Stored items
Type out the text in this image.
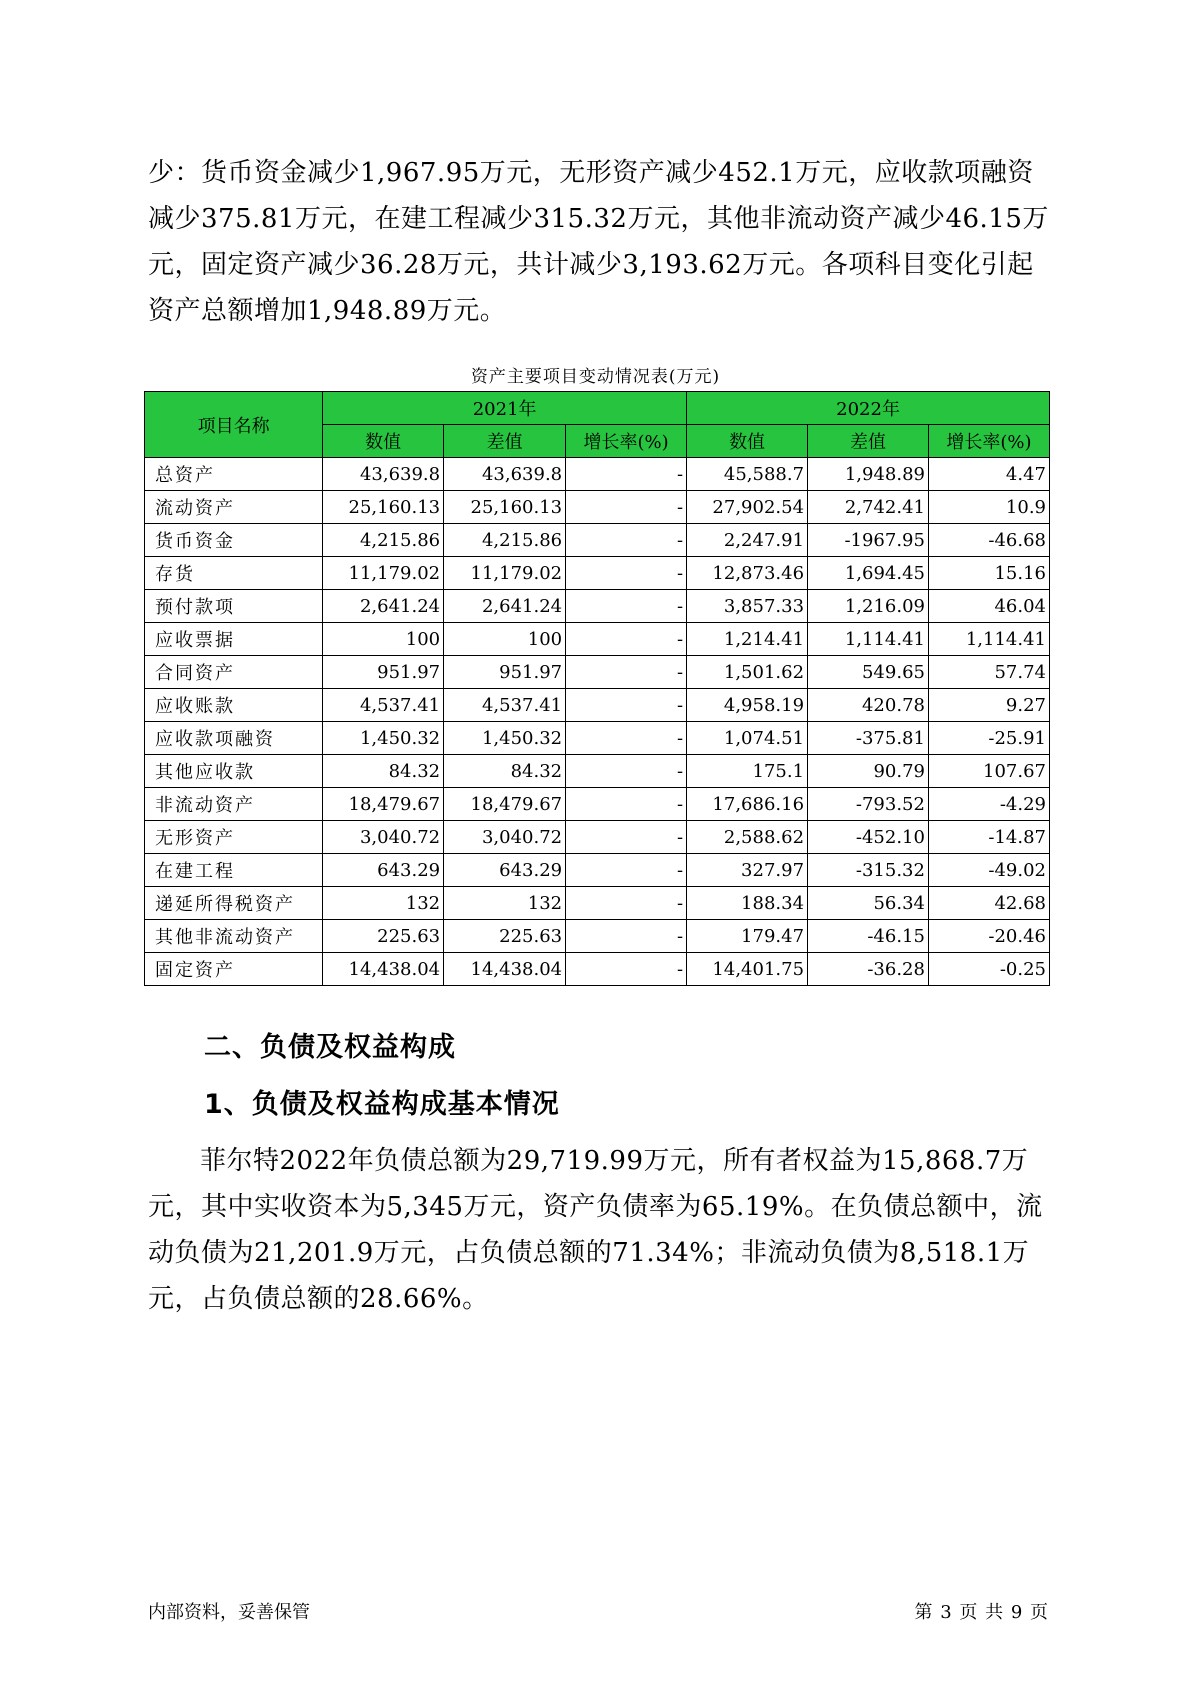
少：货币资金减少1,967.95万元，无形资产减少452.1万元，应收款项融资减少375.81万元，在建工程减少315.32万元，其他非流动资产减少46.15万元，固定资产减少36.28万元，共计减少3,193.62万元。各项科目变化引起资产总额增加1,948.89万元。
资产主要项目变动情况表(万元)
项目名称	2021年			2022年		
	数值	差值	增长率(%)	数值	差值	增长率(%)
总资产	43,639.8	43,639.8	-	45,588.7	1,948.89	4.47
流动资产	25,160.13	25,160.13	-	27,902.54	2,742.41	10.9
货币资金	4,215.86	4,215.86	-	2,247.91	-1967.95	-46.68
存货	11,179.02	11,179.02	-	12,873.46	1,694.45	15.16
预付款项	2,641.24	2,641.24	-	3,857.33	1,216.09	46.04
应收票据	100	100	-	1,214.41	1,114.41	1,114.41
合同资产	951.97	951.97	-	1,501.62	549.65	57.74
应收账款	4,537.41	4,537.41	-	4,958.19	420.78	9.27
应收款项融资	1,450.32	1,450.32	-	1,074.51	-375.81	-25.91
其他应收款	84.32	84.32	-	175.1	90.79	107.67
非流动资产	18,479.67	18,479.67	-	17,686.16	-793.52	-4.29
无形资产	3,040.72	3,040.72	-	2,588.62	-452.10	-14.87
在建工程	643.29	643.29	-	327.97	-315.32	-49.02
递延所得税资产	132	132	-	188.34	56.34	42.68
其他非流动资产	225.63	225.63	-	179.47	-46.15	-20.46
固定资产	14,438.04	14,438.04	-	14,401.75	-36.28	-0.25
二、负债及权益构成
1、负债及权益构成基本情况
菲尔特2022年负债总额为29,719.99万元，所有者权益为15,868.7万元，其中实收资本为5,345万元，资产负债率为65.19%。在负债总额中，流动负债为21,201.9万元，占负债总额的71.34%；非流动负债为8,518.1万元，占负债总额的28.66%。
内部资料，妥善保管	第 3 页 共 9 页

**Exercise prompt:** Leave the images out and output the remaining material exactly as it stands.

**Worked solution:**
Type out the text in this image.
少：货币资金减少1,967.95万元，无形资产减少452.1万元，应收款项融资减少375.81万元，在建工程减少315.32万元，其他非流动资产减少46.15万元，固定资产减少36.28万元，共计减少3,193.62万元。各项科目变化引起资产总额增加1,948.89万元。
资产主要项目变动情况表(万元)
项目名称	2021年			2022年		
	数值	差值	增长率(%)	数值	差值	增长率(%)
总资产	43,639.8	43,639.8	-	45,588.7	1,948.89	4.47
流动资产	25,160.13	25,160.13	-	27,902.54	2,742.41	10.9
货币资金	4,215.86	4,215.86	-	2,247.91	-1967.95	-46.68
存货	11,179.02	11,179.02	-	12,873.46	1,694.45	15.16
预付款项	2,641.24	2,641.24	-	3,857.33	1,216.09	46.04
应收票据	100	100	-	1,214.41	1,114.41	1,114.41
合同资产	951.97	951.97	-	1,501.62	549.65	57.74
应收账款	4,537.41	4,537.41	-	4,958.19	420.78	9.27
应收款项融资	1,450.32	1,450.32	-	1,074.51	-375.81	-25.91
其他应收款	84.32	84.32	-	175.1	90.79	107.67
非流动资产	18,479.67	18,479.67	-	17,686.16	-793.52	-4.29
无形资产	3,040.72	3,040.72	-	2,588.62	-452.10	-14.87
在建工程	643.29	643.29	-	327.97	-315.32	-49.02
递延所得税资产	132	132	-	188.34	56.34	42.68
其他非流动资产	225.63	225.63	-	179.47	-46.15	-20.46
固定资产	14,438.04	14,438.04	-	14,401.75	-36.28	-0.25
二、负债及权益构成
1、负债及权益构成基本情况
菲尔特2022年负债总额为29,719.99万元，所有者权益为15,868.7万元，其中实收资本为5,345万元，资产负债率为65.19%。在负债总额中，流动负债为21,201.9万元，占负债总额的71.34%；非流动负债为8,518.1万元，占负债总额的28.66%。
内部资料，妥善保管	第 3 页 共 9 页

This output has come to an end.